[[ Excerpted text open ]]
Nanobanana Pro
PassAudited by VirusTotal on May 12, 2026.
Overview
Type: OpenClaw Skill Name: nanobanana-pro-fallback Version: 0.4.4 The skill bundle is benign. Its purpose is to generate and edit images using the Gemini Image API, with model fallback. The `scripts/generate_image.py` script correctly handles API key retrieval, loads user-provided input images, makes calls to the Google Gemini API, and saves the resulting image to a user-specified path. All file system and network operations are directly aligned with the stated purpose. The `SKILL.md` instructions for the agent are clear and include a benign safety instruction ('Do not read the image back; report the saved path only'), with no evidence of malicious prompt injection or other harmful behaviors.
Findings (0)
Artifact-based informational review of SKILL.md, metadata, install specs, static scan signals, and capability signals. ClawScan does not execute the skill or run runtime probes.
Using this skill can consume Gemini API quota or incur provider-side costs tied to the supplied key.
The skill requires and uses a Gemini API key to call the Gemini service. This is expected for the stated purpose, but it grants access to the user's Gemini account quota/billing context.
[[ Excerpted text closed ]]
[[ Record excerpts open ]]
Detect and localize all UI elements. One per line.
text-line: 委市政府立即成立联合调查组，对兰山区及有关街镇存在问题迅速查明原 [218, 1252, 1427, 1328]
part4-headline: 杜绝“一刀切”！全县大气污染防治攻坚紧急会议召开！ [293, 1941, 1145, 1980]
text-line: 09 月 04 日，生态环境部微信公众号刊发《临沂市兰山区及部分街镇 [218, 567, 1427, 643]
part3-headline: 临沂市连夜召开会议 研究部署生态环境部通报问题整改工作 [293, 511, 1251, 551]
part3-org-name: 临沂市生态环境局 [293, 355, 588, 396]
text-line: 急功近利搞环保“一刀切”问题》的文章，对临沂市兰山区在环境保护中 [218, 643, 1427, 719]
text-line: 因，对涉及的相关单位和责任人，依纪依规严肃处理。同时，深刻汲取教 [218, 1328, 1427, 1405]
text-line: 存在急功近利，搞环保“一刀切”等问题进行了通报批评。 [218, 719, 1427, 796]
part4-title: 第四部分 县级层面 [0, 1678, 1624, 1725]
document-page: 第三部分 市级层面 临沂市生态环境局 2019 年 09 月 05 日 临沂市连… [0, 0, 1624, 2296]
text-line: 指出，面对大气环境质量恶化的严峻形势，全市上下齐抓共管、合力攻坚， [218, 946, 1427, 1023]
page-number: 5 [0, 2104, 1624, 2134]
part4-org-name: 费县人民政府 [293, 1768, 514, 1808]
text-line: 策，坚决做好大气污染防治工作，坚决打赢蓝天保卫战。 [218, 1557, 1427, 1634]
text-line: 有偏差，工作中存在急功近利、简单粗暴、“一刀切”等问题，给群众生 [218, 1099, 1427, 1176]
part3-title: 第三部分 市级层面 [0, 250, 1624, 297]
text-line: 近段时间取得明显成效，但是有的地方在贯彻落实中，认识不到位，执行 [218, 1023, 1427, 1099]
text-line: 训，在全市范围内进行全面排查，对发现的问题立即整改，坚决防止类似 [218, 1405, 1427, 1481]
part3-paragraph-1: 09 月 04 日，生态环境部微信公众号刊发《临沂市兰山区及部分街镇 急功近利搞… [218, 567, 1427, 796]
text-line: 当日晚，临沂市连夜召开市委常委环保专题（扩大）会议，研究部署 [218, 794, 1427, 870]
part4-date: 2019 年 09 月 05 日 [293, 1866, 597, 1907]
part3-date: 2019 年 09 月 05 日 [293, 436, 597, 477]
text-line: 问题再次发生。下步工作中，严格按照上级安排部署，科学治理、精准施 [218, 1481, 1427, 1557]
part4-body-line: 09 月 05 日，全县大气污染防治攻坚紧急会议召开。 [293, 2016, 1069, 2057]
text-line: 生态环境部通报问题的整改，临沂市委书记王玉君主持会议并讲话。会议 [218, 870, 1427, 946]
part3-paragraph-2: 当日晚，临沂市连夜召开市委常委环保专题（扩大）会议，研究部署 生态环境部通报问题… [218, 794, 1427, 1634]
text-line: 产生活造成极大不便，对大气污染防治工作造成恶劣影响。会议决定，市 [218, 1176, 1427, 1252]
[[ Record excerpts closed ]]
What this exercise asks.
(a) Answer these from the Nanobanana Pro report:
(i) What version number is given for the skill?
(ii) On what date was it audited by VirusTotal?
(iii) What two things does ClawScan not do?
(b) Transcribe the Nanobanana Pro report from "Artifact-based informational review" up to and including "the supplied key.".
None of the rows are needed here.

Answer set.
(a)
(i) 0.4.4
(ii) May 12, 2026
(iii) It does not execute the skill, and it does not run runtime probes.

(b)
Artifact-based informational review of SKILL.md, metadata, install specs, static scan signals, and capability signals. ClawScan does not execute the skill or run runtime probes.
Using this skill can consume Gemini API quota or incur provider-side costs tied to the supplied key.